## BEGIN Provided entries

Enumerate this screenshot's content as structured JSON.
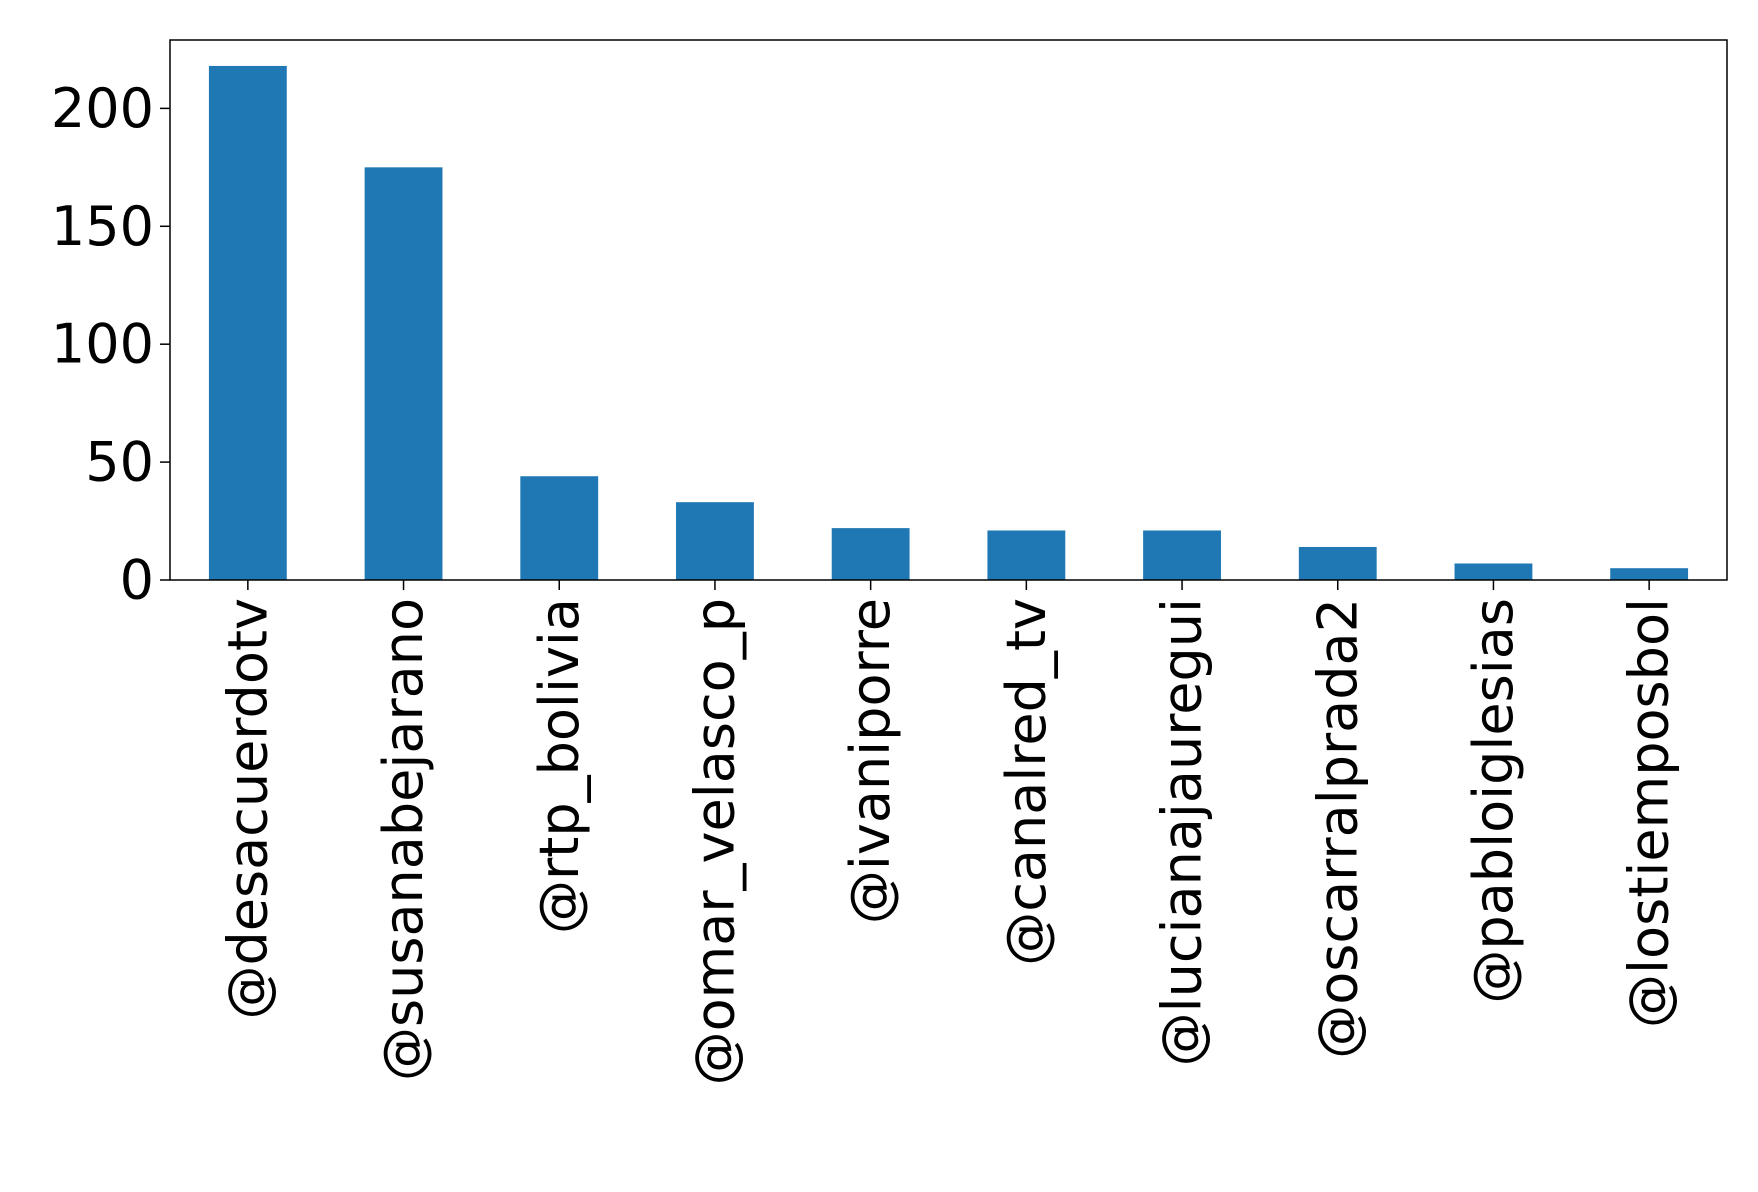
{
  "chart_data": {
    "type": "bar",
    "title": "",
    "xlabel": "",
    "ylabel": "",
    "categories": [
      "@desacuerdotv",
      "@susanabejarano",
      "@rtp_bolivia",
      "@omar_velasco_p",
      "@ivaniporre",
      "@canalred_tv",
      "@lucianajauregui",
      "@oscarralprada2",
      "@pabloiglesias",
      "@lostiemposbol"
    ],
    "values": [
      218,
      175,
      44,
      33,
      22,
      21,
      21,
      14,
      7,
      5
    ],
    "ylim": [
      0,
      229
    ],
    "yticks": [
      0,
      50,
      100,
      150,
      200
    ],
    "grid": false,
    "legend": "none",
    "bar_color": "#1f77b4"
  }
}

## END Provided entries

→ **What to do**
Reproduce the material above verbatim; omit every picture.

→ **Answer to the problem**
Enumerate this screenshot's content as structured JSON.
{
  "chart_data": {
    "type": "bar",
    "title": "",
    "xlabel": "",
    "ylabel": "",
    "categories": [
      "@desacuerdotv",
      "@susanabejarano",
      "@rtp_bolivia",
      "@omar_velasco_p",
      "@ivaniporre",
      "@canalred_tv",
      "@lucianajauregui",
      "@oscarralprada2",
      "@pabloiglesias",
      "@lostiemposbol"
    ],
    "values": [
      218,
      175,
      44,
      33,
      22,
      21,
      21,
      14,
      7,
      5
    ],
    "ylim": [
      0,
      229
    ],
    "yticks": [
      0,
      50,
      100,
      150,
      200
    ],
    "grid": false,
    "legend": "none",
    "bar_color": "#1f77b4"
  }
}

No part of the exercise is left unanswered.